■ **Required task**
Comb through the entries for "content" and pull out each line that holds it.
-------- Data for this task
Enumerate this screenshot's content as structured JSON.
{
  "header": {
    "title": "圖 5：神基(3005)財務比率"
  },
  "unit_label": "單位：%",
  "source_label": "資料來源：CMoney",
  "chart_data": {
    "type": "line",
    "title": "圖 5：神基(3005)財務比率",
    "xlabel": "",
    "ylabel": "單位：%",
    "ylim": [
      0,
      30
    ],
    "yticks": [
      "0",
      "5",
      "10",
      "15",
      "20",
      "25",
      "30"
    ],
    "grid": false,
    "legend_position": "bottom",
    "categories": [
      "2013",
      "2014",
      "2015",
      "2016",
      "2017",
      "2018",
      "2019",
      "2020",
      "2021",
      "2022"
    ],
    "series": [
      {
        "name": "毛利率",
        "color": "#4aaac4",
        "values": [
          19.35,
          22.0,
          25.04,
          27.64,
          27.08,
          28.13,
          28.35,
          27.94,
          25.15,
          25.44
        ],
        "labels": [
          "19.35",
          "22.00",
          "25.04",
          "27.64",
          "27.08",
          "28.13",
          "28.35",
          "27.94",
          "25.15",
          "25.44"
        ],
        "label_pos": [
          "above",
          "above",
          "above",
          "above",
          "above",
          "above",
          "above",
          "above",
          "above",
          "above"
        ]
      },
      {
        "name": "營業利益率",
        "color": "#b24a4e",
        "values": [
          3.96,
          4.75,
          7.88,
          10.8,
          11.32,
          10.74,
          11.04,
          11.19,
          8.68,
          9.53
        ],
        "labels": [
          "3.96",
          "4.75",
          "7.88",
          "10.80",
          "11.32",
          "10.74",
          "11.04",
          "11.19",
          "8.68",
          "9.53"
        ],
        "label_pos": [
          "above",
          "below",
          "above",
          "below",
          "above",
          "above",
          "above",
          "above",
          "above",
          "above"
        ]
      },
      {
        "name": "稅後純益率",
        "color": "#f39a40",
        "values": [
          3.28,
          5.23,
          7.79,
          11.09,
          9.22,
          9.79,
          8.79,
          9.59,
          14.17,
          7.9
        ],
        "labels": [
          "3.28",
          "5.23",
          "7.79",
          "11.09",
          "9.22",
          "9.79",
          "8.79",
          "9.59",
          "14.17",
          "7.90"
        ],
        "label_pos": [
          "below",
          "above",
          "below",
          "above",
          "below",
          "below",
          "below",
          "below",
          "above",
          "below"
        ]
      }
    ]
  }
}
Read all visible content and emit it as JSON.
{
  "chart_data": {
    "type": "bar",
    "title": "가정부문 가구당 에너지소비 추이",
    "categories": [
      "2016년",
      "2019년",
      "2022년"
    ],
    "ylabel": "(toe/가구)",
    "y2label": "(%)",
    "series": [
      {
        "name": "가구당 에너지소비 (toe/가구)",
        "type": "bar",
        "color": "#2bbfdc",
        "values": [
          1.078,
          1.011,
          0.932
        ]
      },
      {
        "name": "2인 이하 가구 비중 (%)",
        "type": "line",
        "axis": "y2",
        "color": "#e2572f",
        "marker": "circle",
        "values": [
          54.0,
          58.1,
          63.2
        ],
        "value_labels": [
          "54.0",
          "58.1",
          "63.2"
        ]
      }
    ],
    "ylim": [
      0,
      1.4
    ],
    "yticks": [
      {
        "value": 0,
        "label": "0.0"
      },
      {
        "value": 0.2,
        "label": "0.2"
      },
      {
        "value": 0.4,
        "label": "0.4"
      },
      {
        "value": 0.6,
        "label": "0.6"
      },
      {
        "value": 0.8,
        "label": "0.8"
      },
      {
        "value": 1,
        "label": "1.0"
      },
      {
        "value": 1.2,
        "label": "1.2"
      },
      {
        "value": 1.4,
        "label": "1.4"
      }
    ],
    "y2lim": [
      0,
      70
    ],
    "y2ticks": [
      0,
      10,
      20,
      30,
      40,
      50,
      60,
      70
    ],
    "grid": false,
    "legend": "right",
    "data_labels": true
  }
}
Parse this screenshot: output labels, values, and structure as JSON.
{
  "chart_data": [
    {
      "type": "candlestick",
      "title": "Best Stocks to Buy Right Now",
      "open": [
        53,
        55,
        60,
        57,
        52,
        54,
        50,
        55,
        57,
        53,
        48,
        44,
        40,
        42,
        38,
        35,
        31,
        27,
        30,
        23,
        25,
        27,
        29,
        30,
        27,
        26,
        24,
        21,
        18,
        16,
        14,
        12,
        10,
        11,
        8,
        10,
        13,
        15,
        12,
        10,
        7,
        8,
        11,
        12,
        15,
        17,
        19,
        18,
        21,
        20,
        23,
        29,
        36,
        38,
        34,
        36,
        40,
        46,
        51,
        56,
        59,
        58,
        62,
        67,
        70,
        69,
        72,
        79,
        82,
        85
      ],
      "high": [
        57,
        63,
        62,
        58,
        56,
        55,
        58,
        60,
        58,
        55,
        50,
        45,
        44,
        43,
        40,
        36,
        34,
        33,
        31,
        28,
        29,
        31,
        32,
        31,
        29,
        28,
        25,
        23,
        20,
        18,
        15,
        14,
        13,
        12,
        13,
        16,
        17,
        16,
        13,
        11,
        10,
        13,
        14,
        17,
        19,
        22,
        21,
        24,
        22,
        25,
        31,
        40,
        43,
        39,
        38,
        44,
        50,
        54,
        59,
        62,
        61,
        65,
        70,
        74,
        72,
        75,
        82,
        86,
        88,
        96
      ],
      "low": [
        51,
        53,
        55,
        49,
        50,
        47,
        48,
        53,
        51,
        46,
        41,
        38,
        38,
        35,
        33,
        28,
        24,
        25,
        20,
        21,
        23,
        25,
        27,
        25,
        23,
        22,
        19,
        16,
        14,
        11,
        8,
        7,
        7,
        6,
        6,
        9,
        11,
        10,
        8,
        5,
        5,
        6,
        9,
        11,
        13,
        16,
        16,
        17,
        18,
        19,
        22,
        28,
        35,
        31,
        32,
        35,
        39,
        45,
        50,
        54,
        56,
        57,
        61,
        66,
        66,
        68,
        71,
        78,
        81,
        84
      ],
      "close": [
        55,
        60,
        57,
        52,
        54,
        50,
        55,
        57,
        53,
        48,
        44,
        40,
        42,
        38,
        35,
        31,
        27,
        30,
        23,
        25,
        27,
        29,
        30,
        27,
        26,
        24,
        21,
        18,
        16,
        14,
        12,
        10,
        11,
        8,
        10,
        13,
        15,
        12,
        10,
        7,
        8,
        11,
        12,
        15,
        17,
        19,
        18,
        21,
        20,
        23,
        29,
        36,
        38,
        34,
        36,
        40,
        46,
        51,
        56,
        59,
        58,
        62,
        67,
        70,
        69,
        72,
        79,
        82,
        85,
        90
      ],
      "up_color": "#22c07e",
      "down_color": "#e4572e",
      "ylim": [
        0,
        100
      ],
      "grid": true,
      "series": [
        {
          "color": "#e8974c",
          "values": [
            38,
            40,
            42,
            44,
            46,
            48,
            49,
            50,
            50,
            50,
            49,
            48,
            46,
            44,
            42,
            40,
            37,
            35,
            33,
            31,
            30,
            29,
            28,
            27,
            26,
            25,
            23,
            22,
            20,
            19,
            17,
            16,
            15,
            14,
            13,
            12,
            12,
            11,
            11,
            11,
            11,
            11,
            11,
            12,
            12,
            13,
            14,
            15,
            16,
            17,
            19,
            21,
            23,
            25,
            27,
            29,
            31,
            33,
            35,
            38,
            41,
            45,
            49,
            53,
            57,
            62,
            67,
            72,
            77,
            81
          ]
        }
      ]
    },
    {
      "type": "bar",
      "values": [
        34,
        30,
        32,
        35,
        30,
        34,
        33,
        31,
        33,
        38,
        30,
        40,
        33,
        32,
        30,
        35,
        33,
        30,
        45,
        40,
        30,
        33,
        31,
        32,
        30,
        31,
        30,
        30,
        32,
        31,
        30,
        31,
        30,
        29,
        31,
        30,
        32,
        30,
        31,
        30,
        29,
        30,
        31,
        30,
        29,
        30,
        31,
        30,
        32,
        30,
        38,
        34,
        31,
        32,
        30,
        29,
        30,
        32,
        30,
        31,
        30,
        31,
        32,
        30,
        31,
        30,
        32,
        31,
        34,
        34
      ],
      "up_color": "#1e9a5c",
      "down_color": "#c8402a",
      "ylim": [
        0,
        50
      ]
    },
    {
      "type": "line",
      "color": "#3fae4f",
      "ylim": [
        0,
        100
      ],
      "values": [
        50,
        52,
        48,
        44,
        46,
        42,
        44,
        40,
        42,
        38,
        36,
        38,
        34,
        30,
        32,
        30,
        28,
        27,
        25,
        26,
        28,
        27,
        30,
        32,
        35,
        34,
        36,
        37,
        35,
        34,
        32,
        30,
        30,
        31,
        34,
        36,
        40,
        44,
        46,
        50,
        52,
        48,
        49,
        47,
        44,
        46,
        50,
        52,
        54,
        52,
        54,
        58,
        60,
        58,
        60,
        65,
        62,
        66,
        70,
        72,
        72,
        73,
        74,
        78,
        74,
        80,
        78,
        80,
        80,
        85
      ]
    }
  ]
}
----------------
■ **Expected answer**
Enumerate this screenshot's content as structured JSON.
Read all visible content and emit it as JSON.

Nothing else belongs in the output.